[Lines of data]

::::::::::

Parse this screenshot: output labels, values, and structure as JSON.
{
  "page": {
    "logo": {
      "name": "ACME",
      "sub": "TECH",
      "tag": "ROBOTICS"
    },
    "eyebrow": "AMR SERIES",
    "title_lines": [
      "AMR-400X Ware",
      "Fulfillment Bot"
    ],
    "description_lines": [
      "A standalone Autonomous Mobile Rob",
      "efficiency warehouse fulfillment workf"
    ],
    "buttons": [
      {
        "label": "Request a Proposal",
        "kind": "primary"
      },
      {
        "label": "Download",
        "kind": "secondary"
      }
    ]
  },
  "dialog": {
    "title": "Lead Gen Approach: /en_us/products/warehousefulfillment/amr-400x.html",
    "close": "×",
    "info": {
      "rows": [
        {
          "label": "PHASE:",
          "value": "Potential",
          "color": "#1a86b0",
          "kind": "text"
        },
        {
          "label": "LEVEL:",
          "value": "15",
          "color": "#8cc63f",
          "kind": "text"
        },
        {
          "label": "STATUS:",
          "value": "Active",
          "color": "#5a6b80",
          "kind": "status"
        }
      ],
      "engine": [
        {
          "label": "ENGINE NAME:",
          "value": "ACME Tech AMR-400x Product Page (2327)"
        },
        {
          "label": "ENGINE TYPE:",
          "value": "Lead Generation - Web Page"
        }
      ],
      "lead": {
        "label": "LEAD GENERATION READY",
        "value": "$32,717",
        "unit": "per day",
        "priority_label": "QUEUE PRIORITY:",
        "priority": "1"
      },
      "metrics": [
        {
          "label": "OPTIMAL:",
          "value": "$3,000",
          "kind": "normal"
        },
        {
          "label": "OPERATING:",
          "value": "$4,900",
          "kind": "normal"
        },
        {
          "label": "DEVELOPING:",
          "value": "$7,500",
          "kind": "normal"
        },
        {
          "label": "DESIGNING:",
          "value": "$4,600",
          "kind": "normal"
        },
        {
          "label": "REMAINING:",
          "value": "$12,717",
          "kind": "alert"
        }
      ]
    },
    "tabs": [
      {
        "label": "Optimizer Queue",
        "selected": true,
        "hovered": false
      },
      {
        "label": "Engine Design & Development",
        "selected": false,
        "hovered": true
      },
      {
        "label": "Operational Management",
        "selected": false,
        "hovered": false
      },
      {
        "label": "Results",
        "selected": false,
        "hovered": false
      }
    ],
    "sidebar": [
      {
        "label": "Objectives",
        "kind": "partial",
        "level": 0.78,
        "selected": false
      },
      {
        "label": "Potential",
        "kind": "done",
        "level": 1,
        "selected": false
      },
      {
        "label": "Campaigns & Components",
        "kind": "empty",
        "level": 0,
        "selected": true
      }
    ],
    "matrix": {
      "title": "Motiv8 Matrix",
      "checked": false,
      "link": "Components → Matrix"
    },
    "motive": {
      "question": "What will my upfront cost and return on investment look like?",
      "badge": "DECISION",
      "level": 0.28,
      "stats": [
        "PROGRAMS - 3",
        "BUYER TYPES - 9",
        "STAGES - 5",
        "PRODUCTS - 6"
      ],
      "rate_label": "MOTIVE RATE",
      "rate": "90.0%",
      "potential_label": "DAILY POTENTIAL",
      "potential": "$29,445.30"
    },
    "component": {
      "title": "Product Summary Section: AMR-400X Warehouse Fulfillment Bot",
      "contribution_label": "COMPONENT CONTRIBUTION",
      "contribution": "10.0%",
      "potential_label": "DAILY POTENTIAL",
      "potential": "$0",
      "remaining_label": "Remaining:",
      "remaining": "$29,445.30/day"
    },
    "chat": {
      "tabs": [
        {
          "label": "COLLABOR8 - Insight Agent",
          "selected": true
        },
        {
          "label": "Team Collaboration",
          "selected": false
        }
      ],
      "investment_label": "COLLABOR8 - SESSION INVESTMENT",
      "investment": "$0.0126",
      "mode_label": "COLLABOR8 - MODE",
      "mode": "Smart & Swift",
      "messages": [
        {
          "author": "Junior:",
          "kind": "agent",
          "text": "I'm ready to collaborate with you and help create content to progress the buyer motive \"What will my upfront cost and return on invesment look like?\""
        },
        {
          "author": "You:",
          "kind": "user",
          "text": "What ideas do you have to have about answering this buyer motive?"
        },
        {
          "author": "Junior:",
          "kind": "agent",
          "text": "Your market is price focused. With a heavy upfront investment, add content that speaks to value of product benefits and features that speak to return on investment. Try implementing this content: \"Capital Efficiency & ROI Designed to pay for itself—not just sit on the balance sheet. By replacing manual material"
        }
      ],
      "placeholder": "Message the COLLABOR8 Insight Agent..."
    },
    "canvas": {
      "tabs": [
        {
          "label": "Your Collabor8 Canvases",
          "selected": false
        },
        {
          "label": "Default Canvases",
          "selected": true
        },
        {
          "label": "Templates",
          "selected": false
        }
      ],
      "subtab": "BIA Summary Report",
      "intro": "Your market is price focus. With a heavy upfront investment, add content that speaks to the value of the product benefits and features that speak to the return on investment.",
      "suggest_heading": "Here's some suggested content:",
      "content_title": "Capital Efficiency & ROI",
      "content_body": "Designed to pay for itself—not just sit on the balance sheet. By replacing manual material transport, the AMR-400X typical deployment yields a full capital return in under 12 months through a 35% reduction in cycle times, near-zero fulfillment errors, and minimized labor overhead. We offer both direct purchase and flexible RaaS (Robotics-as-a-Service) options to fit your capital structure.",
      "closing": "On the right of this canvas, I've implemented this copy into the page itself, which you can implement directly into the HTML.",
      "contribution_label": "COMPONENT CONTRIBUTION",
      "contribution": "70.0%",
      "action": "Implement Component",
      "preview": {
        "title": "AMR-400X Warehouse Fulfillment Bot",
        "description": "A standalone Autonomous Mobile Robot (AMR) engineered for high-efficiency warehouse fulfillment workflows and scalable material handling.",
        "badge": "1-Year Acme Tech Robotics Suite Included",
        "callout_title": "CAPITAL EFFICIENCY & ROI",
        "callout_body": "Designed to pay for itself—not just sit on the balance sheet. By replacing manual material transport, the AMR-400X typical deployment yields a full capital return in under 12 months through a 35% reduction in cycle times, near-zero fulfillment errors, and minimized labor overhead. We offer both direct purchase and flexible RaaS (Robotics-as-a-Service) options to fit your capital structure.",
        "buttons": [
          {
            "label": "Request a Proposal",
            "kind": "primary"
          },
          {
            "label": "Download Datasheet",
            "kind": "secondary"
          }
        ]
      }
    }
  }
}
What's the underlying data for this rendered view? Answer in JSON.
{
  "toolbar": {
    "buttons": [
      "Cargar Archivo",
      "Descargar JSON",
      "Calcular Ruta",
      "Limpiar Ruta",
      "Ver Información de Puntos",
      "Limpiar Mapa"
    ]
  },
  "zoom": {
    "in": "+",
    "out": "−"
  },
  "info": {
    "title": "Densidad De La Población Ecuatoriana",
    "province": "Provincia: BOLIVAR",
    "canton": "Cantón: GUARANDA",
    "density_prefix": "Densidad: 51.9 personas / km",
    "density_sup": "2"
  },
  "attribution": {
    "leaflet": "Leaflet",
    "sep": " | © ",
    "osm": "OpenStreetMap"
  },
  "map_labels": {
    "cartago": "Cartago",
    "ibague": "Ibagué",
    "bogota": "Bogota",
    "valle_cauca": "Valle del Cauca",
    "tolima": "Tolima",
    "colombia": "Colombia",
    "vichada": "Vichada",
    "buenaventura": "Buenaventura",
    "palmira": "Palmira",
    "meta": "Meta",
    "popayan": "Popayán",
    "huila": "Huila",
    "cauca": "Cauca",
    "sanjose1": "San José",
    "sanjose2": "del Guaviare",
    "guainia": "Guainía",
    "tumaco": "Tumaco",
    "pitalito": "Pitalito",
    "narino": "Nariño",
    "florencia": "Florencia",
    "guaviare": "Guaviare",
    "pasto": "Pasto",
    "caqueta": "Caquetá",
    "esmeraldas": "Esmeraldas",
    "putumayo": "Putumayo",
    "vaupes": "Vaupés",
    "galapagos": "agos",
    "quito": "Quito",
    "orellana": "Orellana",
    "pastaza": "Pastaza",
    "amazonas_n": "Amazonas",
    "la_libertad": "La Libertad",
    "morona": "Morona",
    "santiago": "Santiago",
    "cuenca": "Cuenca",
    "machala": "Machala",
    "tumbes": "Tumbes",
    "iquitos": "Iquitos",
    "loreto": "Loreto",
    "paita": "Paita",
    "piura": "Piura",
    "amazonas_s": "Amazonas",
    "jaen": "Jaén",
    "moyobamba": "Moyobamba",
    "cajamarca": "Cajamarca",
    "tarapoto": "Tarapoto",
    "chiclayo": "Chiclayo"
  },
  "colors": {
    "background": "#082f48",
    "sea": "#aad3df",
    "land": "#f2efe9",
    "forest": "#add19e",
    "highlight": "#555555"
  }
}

::::::::::

Within the records above, how many lines include the word "balance"? State the number by itself.

_Exercise response_
3